### [GOAL]
Go through the material below and copy each line where the word "source" appears.

### [INFORMATION PROVIDED]
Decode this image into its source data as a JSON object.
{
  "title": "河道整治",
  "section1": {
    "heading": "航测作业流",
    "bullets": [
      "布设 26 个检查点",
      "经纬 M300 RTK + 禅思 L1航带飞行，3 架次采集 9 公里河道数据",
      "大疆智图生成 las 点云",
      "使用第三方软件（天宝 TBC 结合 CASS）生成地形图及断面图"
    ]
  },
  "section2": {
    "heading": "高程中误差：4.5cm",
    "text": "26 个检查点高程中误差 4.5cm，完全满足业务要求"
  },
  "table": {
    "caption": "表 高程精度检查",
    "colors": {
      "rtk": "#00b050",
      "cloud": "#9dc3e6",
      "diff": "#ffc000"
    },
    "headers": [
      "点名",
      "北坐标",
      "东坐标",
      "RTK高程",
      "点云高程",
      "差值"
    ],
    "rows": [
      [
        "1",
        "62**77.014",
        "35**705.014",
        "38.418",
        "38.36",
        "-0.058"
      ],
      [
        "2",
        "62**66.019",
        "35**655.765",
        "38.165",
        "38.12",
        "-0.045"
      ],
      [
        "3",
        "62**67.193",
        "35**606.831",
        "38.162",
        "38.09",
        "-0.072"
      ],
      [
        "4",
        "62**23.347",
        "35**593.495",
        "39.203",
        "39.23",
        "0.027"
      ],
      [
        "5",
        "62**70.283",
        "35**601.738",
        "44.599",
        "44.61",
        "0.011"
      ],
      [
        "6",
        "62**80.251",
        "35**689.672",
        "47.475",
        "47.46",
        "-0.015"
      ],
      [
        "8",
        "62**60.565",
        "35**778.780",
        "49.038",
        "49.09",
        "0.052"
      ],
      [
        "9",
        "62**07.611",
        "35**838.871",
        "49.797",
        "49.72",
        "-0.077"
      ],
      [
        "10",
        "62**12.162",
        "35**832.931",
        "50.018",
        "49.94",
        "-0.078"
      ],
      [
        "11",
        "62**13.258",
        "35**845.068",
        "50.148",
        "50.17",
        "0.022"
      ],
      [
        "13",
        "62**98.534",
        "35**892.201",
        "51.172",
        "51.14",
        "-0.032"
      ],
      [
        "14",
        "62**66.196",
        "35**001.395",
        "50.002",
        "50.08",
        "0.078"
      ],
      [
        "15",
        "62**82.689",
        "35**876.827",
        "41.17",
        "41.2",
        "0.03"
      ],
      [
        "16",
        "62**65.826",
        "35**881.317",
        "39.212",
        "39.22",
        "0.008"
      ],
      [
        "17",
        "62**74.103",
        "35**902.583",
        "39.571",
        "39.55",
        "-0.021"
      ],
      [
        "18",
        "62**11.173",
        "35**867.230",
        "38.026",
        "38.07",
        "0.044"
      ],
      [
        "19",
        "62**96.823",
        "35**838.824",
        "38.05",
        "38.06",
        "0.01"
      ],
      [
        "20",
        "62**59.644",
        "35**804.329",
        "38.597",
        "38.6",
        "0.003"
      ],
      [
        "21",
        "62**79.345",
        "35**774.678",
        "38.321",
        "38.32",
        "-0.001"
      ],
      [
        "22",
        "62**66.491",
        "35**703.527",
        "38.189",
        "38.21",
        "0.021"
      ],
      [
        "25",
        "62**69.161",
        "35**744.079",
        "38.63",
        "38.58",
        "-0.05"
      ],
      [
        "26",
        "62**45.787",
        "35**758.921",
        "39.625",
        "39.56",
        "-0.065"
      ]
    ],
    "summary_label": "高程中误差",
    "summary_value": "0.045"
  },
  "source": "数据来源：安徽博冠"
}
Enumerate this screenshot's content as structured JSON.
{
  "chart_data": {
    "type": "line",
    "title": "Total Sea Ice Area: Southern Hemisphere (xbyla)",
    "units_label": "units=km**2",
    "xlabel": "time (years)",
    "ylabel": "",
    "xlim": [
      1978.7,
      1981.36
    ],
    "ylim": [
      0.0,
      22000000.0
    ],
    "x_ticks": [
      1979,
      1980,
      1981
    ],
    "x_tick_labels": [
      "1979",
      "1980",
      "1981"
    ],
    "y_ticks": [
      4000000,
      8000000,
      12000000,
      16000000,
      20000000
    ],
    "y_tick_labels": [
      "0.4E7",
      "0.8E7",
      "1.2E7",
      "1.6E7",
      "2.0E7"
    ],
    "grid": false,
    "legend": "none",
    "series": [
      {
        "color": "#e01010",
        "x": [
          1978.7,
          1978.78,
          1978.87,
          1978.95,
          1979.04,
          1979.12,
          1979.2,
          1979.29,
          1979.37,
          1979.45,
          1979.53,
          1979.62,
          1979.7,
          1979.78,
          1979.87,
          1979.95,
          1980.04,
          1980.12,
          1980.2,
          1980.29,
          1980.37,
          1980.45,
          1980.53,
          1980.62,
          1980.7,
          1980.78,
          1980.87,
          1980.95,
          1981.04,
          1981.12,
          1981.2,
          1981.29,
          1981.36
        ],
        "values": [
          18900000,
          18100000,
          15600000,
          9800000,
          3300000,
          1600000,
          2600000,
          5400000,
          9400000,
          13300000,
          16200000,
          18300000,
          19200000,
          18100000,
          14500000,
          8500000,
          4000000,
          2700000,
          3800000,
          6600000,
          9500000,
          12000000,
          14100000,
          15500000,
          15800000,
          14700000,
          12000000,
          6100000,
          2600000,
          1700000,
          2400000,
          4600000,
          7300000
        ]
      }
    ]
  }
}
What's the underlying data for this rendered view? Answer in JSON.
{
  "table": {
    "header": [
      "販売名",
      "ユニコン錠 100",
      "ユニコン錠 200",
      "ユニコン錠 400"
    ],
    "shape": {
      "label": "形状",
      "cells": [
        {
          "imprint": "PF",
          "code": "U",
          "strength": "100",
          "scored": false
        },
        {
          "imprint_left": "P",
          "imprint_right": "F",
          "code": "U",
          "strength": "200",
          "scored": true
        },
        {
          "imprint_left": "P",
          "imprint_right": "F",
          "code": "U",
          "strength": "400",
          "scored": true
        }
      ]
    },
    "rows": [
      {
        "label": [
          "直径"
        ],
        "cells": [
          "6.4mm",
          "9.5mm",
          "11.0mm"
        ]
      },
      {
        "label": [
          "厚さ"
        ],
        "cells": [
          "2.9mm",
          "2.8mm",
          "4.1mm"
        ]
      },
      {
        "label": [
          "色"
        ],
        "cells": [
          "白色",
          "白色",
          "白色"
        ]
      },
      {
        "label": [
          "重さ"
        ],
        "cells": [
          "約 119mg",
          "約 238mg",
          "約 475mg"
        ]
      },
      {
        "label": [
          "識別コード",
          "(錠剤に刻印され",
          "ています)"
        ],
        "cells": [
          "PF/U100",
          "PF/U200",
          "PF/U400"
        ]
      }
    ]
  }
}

### [RESPONSE TO THIS TASK]
Decode this image into its source data as a JSON object.
  "source": "数据来源：安徽博冠"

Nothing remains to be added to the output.